WHAT YOU ARE ASKED TO DO
Images excluded, repeat each entry below exactly.

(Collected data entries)
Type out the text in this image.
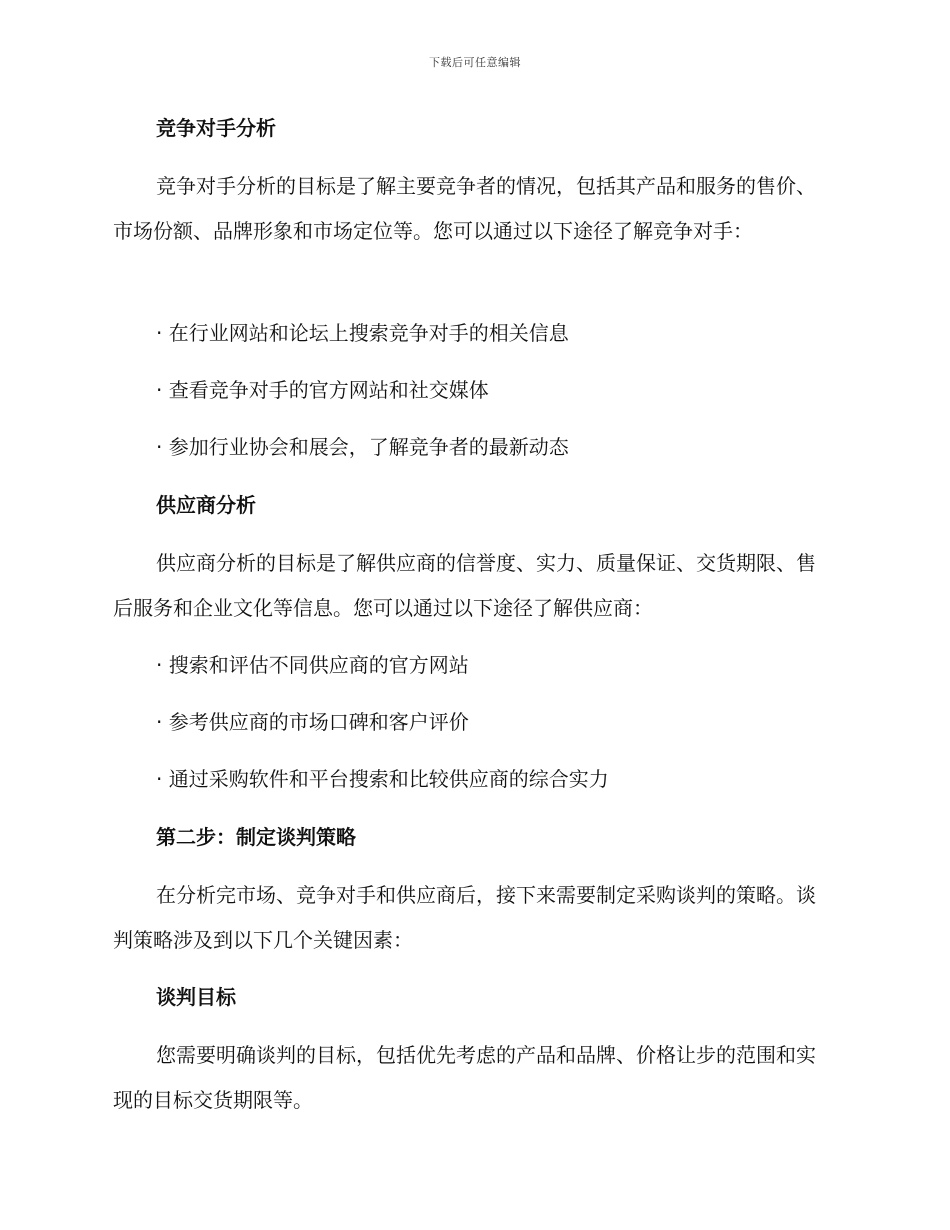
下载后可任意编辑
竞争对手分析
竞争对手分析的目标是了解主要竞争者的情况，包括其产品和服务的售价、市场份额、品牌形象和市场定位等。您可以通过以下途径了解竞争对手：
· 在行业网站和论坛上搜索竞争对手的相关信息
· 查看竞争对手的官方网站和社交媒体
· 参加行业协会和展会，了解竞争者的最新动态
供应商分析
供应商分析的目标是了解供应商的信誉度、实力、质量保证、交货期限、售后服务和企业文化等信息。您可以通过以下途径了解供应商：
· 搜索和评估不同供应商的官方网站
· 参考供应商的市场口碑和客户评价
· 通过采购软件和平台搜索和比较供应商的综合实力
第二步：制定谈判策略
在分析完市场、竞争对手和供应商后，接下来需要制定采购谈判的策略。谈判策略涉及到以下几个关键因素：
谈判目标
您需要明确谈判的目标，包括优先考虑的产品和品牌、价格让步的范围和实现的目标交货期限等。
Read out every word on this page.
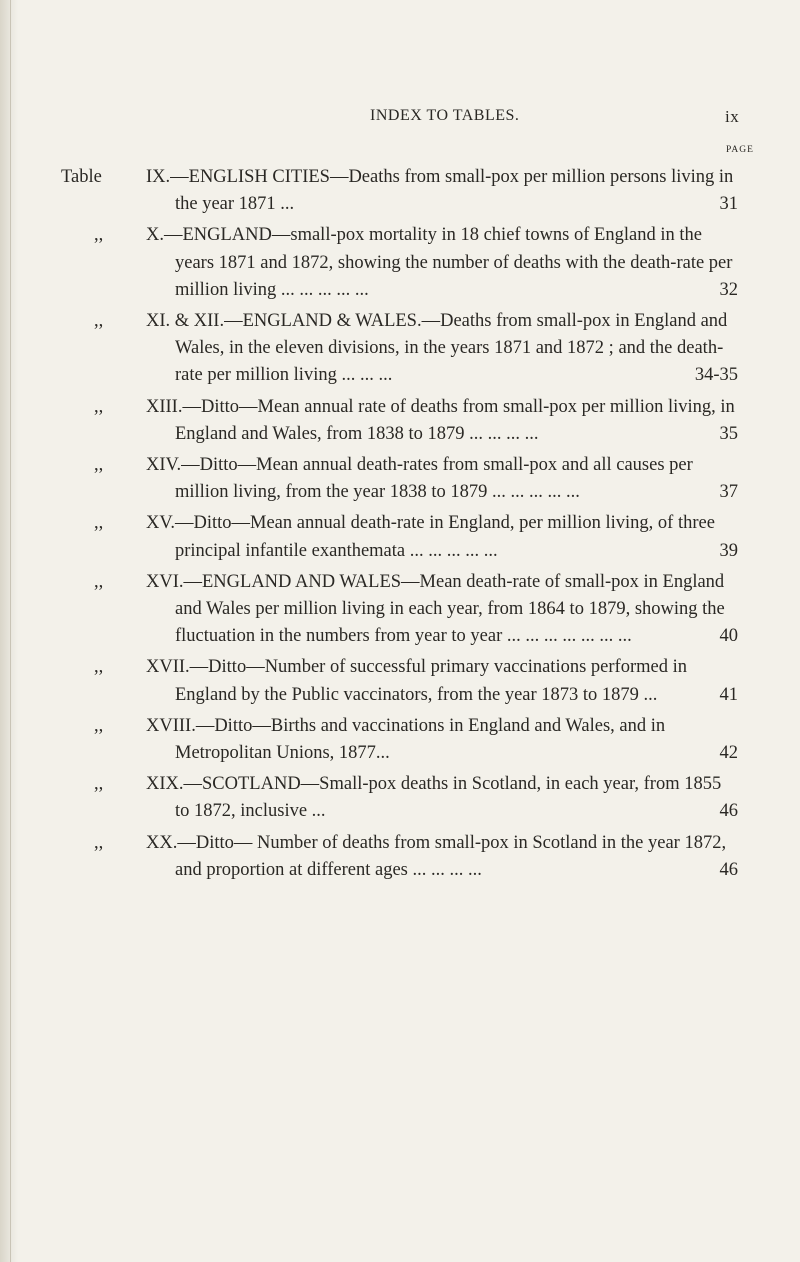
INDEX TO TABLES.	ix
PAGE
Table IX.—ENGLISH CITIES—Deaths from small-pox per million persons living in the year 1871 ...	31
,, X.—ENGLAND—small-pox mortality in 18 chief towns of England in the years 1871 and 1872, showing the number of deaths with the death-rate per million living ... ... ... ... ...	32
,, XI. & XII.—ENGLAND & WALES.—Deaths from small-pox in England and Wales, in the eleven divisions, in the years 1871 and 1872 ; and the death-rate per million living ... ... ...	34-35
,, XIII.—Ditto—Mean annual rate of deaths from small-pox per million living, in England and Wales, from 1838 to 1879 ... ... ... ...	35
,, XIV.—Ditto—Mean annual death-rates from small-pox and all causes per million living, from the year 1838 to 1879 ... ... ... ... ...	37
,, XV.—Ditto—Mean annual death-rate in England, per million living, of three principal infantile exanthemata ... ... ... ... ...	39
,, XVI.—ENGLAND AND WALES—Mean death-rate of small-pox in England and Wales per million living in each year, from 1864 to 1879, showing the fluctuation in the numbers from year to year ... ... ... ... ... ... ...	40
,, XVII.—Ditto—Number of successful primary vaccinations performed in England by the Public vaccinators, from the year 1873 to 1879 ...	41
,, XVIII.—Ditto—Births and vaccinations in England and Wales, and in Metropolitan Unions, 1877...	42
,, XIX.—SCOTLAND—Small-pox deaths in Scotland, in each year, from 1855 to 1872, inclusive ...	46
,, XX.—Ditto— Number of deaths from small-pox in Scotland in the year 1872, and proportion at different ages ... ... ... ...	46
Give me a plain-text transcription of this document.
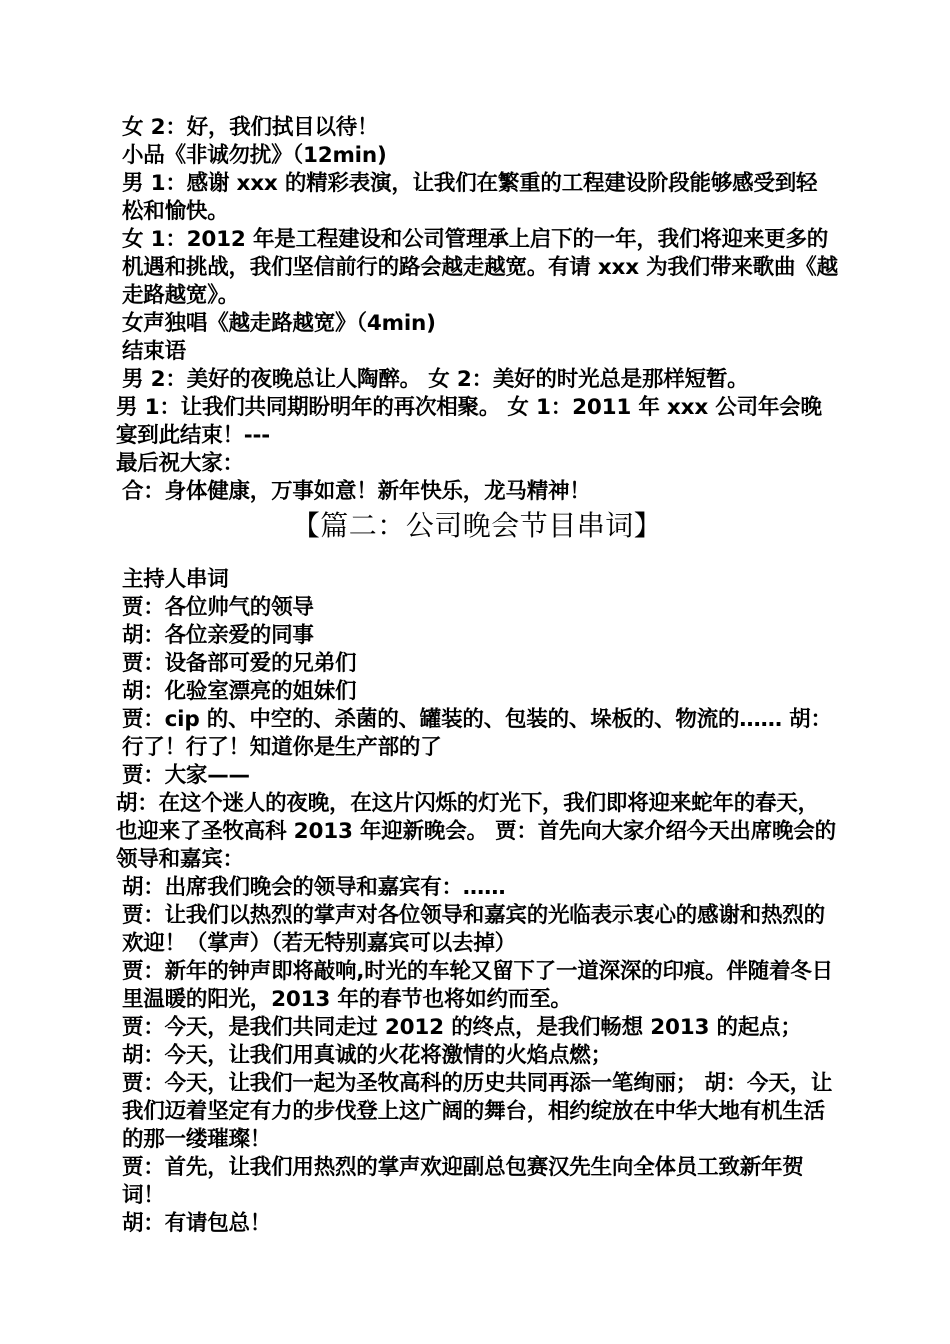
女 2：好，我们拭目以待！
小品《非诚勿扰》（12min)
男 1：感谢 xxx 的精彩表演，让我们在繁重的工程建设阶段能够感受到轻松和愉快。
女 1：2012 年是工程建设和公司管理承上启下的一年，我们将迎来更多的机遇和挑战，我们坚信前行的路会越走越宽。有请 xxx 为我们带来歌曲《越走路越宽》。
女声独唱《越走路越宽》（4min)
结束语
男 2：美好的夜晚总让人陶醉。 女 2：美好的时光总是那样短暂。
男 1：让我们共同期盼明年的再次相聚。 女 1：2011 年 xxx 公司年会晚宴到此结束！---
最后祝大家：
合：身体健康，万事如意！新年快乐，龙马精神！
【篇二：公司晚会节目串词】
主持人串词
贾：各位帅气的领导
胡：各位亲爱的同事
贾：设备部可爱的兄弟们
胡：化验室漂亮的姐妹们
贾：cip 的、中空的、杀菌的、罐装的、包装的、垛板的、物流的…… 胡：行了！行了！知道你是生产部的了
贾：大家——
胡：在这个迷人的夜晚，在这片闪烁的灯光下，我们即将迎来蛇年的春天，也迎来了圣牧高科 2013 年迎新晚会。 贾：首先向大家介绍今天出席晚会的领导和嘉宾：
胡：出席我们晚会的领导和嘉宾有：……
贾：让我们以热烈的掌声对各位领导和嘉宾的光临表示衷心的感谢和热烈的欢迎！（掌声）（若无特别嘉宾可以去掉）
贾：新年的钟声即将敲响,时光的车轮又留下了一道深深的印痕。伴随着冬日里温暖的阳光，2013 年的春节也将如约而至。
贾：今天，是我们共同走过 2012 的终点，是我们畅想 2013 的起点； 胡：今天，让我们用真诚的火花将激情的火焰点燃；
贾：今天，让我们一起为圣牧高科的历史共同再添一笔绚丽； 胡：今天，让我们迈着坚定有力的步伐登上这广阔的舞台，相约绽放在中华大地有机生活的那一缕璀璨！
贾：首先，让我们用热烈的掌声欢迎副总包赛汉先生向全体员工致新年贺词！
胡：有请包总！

WRITTEN ANSWER
Type out the text in this image.
下载后可任意编辑
竞争对手分析
竞争对手分析的目标是了解主要竞争者的情况，包括其产品和服务的售价、市场份额、品牌形象和市场定位等。您可以通过以下途径了解竞争对手：
· 在行业网站和论坛上搜索竞争对手的相关信息
· 查看竞争对手的官方网站和社交媒体
· 参加行业协会和展会，了解竞争者的最新动态
供应商分析
供应商分析的目标是了解供应商的信誉度、实力、质量保证、交货期限、售后服务和企业文化等信息。您可以通过以下途径了解供应商：
· 搜索和评估不同供应商的官方网站
· 参考供应商的市场口碑和客户评价
· 通过采购软件和平台搜索和比较供应商的综合实力
第二步：制定谈判策略
在分析完市场、竞争对手和供应商后，接下来需要制定采购谈判的策略。谈判策略涉及到以下几个关键因素：
谈判目标
您需要明确谈判的目标，包括优先考虑的产品和品牌、价格让步的范围和实现的目标交货期限等。
Read out every word on this page.
INDEX TO TABLES.	ix
PAGE
Table IX.—ENGLISH CITIES—Deaths from small-pox per million persons living in the year 1871 ...	31
,, X.—ENGLAND—small-pox mortality in 18 chief towns of England in the years 1871 and 1872, showing the number of deaths with the death-rate per million living ... ... ... ... ...	32
,, XI. & XII.—ENGLAND & WALES.—Deaths from small-pox in England and Wales, in the eleven divisions, in the years 1871 and 1872 ; and the death-rate per million living ... ... ...	34-35
,, XIII.—Ditto—Mean annual rate of deaths from small-pox per million living, in England and Wales, from 1838 to 1879 ... ... ... ...	35
,, XIV.—Ditto—Mean annual death-rates from small-pox and all causes per million living, from the year 1838 to 1879 ... ... ... ... ...	37
,, XV.—Ditto—Mean annual death-rate in England, per million living, of three principal infantile exanthemata ... ... ... ... ...	39
,, XVI.—ENGLAND AND WALES—Mean death-rate of small-pox in England and Wales per million living in each year, from 1864 to 1879, showing the fluctuation in the numbers from year to year ... ... ... ... ... ... ...	40
,, XVII.—Ditto—Number of successful primary vaccinations performed in England by the Public vaccinators, from the year 1873 to 1879 ...	41
,, XVIII.—Ditto—Births and vaccinations in England and Wales, and in Metropolitan Unions, 1877...	42
,, XIX.—SCOTLAND—Small-pox deaths in Scotland, in each year, from 1855 to 1872, inclusive ...	46
,, XX.—Ditto— Number of deaths from small-pox in Scotland in the year 1872, and proportion at different ages ... ... ... ...	46
Give me a plain-text transcription of this document.
女 2：好，我们拭目以待！
小品《非诚勿扰》（12min)
男 1：感谢 xxx 的精彩表演，让我们在繁重的工程建设阶段能够感受到轻松和愉快。
女 1：2012 年是工程建设和公司管理承上启下的一年，我们将迎来更多的机遇和挑战，我们坚信前行的路会越走越宽。有请 xxx 为我们带来歌曲《越走路越宽》。
女声独唱《越走路越宽》（4min)
结束语
男 2：美好的夜晚总让人陶醉。 女 2：美好的时光总是那样短暂。
男 1：让我们共同期盼明年的再次相聚。 女 1：2011 年 xxx 公司年会晚宴到此结束！---
最后祝大家：
合：身体健康，万事如意！新年快乐，龙马精神！
【篇二：公司晚会节目串词】
主持人串词
贾：各位帅气的领导
胡：各位亲爱的同事
贾：设备部可爱的兄弟们
胡：化验室漂亮的姐妹们
贾：cip 的、中空的、杀菌的、罐装的、包装的、垛板的、物流的…… 胡：行了！行了！知道你是生产部的了
贾：大家——
胡：在这个迷人的夜晚，在这片闪烁的灯光下，我们即将迎来蛇年的春天，也迎来了圣牧高科 2013 年迎新晚会。 贾：首先向大家介绍今天出席晚会的领导和嘉宾：
胡：出席我们晚会的领导和嘉宾有：……
贾：让我们以热烈的掌声对各位领导和嘉宾的光临表示衷心的感谢和热烈的欢迎！（掌声）（若无特别嘉宾可以去掉）
贾：新年的钟声即将敲响,时光的车轮又留下了一道深深的印痕。伴随着冬日里温暖的阳光，2013 年的春节也将如约而至。
贾：今天，是我们共同走过 2012 的终点，是我们畅想 2013 的起点； 胡：今天，让我们用真诚的火花将激情的火焰点燃；
贾：今天，让我们一起为圣牧高科的历史共同再添一笔绚丽； 胡：今天，让我们迈着坚定有力的步伐登上这广阔的舞台，相约绽放在中华大地有机生活的那一缕璀璨！
贾：首先，让我们用热烈的掌声欢迎副总包赛汉先生向全体员工致新年贺词！
胡：有请包总！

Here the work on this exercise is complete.